Figure 2. The ECG in acute pericarditis (myocarditis, perimyocarditis). As evident there are generalized ST segment elevations. There are no reciprocal ST segment depressions and no simultaneous T-wave inversions (negative T-waves).
Figure 2. The ECG in acute pericarditis (myocarditis, perimyocarditis). As evident there are generalized ST segment elevations. There are no reciprocal ST segment depressions and no simultaneous T-wave inversions (negative T-waves).

ECG changes in acute pericarditis, myocarditis, perimyocarditis

The ECG is used to diagnose acute pericarditis. One must always rule out the most serious differential diagnosis, which is ST elevation myocardial infarction (STEM). In order to provide the reader with knowledge on this matter, we will now discuss the characteristics of all ECG changes seen in acute pericarditis, and contrast them to ECG changes seen in STEMI.

ST elevations in acute pericarditis

  • ST elevations in acute pericarditis are generalized, which implies that they occur in most ECG leads (both limb leads and chest leads). Indeed, whenever a patient presents with chest pain and generalized ST elevations, one must always suspect acute pericarditis.
  • Lead V1 is typically spared from ST elevation (i.e lead V1 does usually not show any ST elevation).
  • The ST segment is typically concave (read about ST segment elevations). There may be a notch in the J-point (which can be seen in leads V4 and V5 in Figure 2).
  • The magnitude of the ST elevation is typically <4 mm high.
  • There are no reciprocal ST depressions.
  • ST elevations and T-wave inversions do not occur simultaneously.
  • ECG changes in pericarditis are rather static and changes slowly over the course of several days to weeks.

Characteristics of ST elevations in STEMI

  • ST elevation myocardial infarction (STEMI) causes localized ST elevations, meaning that there are ST elevations in a few leads which are anatomically neighbouring (so called contiguous leads). For example, inferior STEMI causes ST elevations in leads II, III and aVF.
  • The ST segment is typically straight or convex (read about ST segment elevations).
  • Reciprocal ST segment depressions are very typical of STEMI.
  • ST elevations and T-wave inversions may occur simultaneously in STEMI.
  • The magnitude of the ST elevation may be considerably higher than 4 mm.

> [DATASET CONTENT]:
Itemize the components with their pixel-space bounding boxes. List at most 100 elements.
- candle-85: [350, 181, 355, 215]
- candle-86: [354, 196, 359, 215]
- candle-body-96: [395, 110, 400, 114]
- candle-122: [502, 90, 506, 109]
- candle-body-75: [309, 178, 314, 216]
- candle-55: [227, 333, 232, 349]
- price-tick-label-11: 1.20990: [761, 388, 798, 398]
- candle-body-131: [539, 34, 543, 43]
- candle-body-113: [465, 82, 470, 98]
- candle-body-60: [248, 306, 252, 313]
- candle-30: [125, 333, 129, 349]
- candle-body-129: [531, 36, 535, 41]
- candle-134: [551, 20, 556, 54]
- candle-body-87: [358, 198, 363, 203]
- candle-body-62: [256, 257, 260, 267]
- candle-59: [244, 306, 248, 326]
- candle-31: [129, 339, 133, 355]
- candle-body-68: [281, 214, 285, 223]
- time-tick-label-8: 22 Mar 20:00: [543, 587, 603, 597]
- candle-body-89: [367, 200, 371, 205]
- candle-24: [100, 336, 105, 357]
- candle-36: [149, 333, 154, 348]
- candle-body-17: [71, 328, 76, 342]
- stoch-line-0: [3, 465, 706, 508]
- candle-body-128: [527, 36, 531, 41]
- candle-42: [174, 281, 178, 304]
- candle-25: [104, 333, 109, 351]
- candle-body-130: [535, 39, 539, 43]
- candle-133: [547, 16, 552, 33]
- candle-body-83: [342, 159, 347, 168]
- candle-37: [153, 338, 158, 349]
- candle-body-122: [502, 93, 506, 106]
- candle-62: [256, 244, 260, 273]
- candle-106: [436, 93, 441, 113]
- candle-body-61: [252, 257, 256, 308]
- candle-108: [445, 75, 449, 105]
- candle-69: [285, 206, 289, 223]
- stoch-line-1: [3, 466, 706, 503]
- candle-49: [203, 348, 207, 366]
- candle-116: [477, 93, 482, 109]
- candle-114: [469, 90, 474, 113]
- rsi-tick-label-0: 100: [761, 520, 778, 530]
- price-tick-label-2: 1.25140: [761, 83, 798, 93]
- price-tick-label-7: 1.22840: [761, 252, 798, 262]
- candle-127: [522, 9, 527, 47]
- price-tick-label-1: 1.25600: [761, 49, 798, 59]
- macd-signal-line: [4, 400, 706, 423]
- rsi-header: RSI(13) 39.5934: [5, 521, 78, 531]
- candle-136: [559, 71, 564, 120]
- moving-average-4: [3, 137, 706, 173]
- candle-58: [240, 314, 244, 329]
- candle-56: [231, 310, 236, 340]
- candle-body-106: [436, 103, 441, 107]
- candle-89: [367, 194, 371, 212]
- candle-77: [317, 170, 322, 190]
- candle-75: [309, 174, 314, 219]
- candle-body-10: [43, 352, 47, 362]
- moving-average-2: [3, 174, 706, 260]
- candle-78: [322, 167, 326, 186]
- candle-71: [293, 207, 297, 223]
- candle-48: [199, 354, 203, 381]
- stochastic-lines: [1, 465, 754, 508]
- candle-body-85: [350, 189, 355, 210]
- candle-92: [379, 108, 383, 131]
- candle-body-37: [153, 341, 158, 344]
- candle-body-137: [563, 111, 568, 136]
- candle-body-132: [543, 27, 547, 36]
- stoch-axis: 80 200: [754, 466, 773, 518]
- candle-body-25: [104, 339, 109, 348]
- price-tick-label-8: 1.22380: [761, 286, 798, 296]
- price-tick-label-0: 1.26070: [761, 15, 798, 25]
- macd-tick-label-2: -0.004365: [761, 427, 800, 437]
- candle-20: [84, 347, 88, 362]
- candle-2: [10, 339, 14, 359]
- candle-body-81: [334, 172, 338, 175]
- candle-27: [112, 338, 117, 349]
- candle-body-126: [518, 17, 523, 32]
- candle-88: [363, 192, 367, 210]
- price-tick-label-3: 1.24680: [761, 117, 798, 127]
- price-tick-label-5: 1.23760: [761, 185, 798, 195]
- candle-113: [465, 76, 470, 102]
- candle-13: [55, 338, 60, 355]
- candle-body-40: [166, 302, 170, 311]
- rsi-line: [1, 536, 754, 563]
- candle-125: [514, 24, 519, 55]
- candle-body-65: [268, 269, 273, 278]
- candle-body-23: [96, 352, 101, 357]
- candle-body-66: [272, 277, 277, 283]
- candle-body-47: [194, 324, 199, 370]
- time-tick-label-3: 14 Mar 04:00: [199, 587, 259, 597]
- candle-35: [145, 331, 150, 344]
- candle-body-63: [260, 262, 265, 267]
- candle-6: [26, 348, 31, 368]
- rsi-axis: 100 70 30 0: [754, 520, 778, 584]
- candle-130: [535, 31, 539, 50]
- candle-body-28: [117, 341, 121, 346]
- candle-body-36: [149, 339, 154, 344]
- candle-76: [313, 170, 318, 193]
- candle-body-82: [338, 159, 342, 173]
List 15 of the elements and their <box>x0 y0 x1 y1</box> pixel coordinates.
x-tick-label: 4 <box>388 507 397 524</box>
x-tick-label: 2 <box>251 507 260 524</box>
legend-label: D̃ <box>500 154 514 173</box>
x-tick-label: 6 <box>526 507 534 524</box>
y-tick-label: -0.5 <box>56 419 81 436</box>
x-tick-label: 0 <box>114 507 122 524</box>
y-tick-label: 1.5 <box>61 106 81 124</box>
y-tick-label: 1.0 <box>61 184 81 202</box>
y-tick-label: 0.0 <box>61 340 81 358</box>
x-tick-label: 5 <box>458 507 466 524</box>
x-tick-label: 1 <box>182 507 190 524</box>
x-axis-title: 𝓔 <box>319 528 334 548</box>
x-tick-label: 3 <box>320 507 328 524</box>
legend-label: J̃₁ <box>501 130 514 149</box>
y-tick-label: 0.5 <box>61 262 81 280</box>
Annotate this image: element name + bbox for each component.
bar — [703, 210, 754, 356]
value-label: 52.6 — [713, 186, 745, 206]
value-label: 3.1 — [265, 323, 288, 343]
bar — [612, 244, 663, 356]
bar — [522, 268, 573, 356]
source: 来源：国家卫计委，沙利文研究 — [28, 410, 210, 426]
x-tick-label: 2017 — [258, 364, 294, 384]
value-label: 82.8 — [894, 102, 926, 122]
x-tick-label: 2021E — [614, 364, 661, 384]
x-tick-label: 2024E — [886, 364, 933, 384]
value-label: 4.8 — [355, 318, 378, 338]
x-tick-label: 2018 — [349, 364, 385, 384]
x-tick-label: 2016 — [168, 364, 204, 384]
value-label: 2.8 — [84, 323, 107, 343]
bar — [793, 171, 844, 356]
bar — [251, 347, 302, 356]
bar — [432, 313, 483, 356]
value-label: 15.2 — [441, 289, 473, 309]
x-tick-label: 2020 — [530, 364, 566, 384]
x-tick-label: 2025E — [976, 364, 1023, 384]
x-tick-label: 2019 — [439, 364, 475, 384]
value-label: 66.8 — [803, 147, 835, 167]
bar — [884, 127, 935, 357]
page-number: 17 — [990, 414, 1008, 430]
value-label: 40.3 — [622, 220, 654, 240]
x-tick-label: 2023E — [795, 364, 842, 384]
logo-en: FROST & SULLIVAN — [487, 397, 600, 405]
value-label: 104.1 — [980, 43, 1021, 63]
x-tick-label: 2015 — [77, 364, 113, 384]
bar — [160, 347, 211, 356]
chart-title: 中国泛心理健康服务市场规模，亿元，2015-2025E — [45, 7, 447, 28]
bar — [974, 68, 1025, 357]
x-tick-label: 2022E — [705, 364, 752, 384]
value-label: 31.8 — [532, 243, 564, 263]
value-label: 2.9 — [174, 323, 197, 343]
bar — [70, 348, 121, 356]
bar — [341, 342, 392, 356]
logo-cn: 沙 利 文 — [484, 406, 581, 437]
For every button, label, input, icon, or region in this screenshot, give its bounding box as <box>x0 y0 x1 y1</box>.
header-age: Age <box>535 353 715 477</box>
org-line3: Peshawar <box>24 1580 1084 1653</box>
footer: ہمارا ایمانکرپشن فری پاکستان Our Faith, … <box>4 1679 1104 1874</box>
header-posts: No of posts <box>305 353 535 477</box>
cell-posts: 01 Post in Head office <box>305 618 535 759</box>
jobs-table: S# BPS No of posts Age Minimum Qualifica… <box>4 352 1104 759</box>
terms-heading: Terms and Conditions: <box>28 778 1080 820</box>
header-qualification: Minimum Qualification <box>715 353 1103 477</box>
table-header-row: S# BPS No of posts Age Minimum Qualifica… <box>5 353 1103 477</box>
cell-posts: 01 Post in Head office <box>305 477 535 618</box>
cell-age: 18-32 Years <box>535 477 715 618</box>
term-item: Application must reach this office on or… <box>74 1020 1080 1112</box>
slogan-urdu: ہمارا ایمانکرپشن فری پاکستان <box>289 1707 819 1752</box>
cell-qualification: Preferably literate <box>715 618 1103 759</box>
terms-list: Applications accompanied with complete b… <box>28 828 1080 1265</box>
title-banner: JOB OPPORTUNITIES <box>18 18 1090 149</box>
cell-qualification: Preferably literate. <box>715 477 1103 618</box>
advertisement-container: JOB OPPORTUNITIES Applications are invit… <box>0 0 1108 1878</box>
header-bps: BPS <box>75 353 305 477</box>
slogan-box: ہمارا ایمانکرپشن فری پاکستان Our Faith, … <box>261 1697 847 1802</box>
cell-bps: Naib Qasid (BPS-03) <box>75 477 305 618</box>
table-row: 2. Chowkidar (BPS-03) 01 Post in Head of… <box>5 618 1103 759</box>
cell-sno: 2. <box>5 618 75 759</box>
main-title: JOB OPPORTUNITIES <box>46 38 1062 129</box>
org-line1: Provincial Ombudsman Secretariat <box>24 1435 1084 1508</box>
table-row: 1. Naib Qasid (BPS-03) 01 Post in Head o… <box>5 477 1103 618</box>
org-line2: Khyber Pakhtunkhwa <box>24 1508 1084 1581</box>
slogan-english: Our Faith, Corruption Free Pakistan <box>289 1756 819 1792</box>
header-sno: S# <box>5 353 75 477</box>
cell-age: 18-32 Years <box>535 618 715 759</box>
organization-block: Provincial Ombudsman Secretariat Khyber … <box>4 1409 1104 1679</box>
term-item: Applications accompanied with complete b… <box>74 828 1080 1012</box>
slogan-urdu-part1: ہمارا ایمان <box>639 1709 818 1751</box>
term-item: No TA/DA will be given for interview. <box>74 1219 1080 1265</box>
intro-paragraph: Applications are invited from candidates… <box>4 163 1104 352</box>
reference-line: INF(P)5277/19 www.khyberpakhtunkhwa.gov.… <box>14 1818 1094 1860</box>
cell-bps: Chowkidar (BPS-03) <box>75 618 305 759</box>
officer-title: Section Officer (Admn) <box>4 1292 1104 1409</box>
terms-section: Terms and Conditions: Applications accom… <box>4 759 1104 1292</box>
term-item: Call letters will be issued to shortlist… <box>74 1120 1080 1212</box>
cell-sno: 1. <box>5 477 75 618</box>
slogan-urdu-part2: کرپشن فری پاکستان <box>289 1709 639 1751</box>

> [WHAT YOU NEED TO DO]:
A – Reproduce the passage of the pericarditis ECG text from "ECG changes in acute" up to and including "any ST elevation).".
B – Using the pericarditis ECG text, state whether each statement agrees with it. Give yes or no for each, with the deciding words quoted from the text. (i) Lead V1 usually shows ST elevation in acute pericarditis. (ii) Reciprocal ST segment depressions are very typical of STEMI. (iii) In acute pericarditis the ST elevation is typically less than 4 mm high.

> [RESULTS FOR EACH TASK]:
A –
ECG changes in acute pericarditis, myocarditis, perimyocarditis

The ECG is used to diagnose acute pericarditis. One must always rule out the most serious differential diagnosis, which is ST elevation myocardial infarction (STEM). In order to provide the reader with knowledge on this matter, we will now discuss the characteristics of all ECG changes seen in acute pericarditis, and contrast them to ECG changes seen in STEMI.

ST elevations in acute pericarditis

  • ST elevations in acute pericarditis are generalized, which implies that they occur in most ECG leads (both limb leads and chest leads). Indeed, whenever a patient presents with chest pain and generalized ST elevations, one must always suspect acute pericarditis.
  • Lead V1 is typically spared from ST elevation (i.e lead V1 does usually not show any ST elevation).

B –
(i) No: "Lead V1 is typically spared from ST elevation (i.e lead V1 does usually not show any ST elevation)."
(ii) Yes: "Reciprocal ST segment depressions are very typical of STEMI."
(iii) Yes: "The magnitude of the ST elevation is typically <4 mm high."